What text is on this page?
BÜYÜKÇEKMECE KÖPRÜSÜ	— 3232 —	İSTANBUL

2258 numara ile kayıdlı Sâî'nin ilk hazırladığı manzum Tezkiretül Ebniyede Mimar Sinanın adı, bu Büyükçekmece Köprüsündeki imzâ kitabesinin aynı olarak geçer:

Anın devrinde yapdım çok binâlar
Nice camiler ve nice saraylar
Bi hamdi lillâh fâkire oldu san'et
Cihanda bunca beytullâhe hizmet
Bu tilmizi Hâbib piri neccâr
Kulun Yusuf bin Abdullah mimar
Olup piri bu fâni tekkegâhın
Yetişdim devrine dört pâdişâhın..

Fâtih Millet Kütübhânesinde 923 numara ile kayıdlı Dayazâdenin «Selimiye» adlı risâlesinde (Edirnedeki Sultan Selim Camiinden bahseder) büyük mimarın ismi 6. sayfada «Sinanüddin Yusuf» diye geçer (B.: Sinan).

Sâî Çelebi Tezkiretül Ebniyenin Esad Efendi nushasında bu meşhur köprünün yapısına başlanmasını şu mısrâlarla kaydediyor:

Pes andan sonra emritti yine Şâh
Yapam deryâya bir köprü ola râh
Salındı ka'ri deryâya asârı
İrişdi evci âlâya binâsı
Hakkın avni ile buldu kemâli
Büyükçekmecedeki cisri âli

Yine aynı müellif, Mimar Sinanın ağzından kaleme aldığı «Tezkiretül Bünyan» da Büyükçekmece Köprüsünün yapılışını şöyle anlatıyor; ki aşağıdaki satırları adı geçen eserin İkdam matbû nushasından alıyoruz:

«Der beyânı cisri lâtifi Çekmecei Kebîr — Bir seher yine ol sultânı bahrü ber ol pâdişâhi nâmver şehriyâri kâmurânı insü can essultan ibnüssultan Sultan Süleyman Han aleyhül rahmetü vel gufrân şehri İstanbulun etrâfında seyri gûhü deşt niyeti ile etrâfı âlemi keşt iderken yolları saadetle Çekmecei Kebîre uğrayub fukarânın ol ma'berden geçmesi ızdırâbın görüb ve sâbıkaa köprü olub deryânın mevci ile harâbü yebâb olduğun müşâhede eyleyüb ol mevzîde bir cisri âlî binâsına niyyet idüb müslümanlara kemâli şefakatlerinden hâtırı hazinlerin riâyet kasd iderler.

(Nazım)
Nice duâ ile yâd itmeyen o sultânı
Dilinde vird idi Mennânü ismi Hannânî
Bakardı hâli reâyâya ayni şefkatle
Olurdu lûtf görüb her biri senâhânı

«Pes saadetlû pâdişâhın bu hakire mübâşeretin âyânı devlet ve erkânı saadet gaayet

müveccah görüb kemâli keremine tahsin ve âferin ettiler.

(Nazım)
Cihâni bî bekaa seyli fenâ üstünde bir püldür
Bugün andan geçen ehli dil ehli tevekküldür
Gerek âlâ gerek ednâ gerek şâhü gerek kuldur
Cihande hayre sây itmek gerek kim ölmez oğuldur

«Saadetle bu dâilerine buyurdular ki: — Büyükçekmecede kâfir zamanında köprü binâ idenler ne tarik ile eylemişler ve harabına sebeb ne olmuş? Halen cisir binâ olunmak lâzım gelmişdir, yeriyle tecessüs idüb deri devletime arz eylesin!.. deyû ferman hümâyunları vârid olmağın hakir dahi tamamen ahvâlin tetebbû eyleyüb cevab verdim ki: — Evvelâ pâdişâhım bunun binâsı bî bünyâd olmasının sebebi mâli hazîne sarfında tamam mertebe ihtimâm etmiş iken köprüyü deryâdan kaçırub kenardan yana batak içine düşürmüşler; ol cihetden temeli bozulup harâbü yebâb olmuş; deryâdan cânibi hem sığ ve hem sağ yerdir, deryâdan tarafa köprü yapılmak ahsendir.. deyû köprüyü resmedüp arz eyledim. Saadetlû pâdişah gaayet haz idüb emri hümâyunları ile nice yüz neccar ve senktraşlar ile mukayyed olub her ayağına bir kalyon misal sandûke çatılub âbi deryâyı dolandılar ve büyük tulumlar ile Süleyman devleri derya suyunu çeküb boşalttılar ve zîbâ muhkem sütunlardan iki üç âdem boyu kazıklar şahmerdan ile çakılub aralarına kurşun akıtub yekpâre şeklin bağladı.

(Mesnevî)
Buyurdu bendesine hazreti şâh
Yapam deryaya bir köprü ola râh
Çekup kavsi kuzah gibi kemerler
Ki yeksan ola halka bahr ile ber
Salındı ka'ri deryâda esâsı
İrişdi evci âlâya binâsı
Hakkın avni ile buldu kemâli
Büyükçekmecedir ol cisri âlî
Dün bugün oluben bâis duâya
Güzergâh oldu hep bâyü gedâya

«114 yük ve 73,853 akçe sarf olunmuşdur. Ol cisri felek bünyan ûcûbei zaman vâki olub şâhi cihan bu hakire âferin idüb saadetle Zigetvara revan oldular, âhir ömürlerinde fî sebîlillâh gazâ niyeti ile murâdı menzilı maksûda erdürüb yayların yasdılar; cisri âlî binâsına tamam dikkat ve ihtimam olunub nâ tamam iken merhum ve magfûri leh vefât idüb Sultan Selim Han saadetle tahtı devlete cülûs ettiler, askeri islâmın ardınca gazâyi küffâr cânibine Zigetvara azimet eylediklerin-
§ §
--- Job ---
Show, from the listing above, each line that contains the word "hakire".

--- Solution for this problem ---
«Pes saadetlû pâdişâhın bu hakire mübâşeretin âyânı devlet ve erkânı saadet gaayet
«114 yük ve 73,853 akçe sarf olunmuşdur. Ol cisri felek bünyan ûcûbei zaman vâki olub şâhi cihan bu hakire âferin idüb saadetle Zigetvara revan oldular, âhir ömürlerinde fî sebîlillâh gazâ niyeti ile murâdı menzilı maksûda erdürüb yayların yasdılar; cisri âlî binâsına tamam dikkat ve ihtimam olunub nâ tamam iken merhum ve magfûri leh vefât idüb Sultan Selim Han saadetle tahtı devlete cülûs ettiler, askeri islâmın ardınca gazâyi küffâr cânibine Zigetvara azimet eylediklerin-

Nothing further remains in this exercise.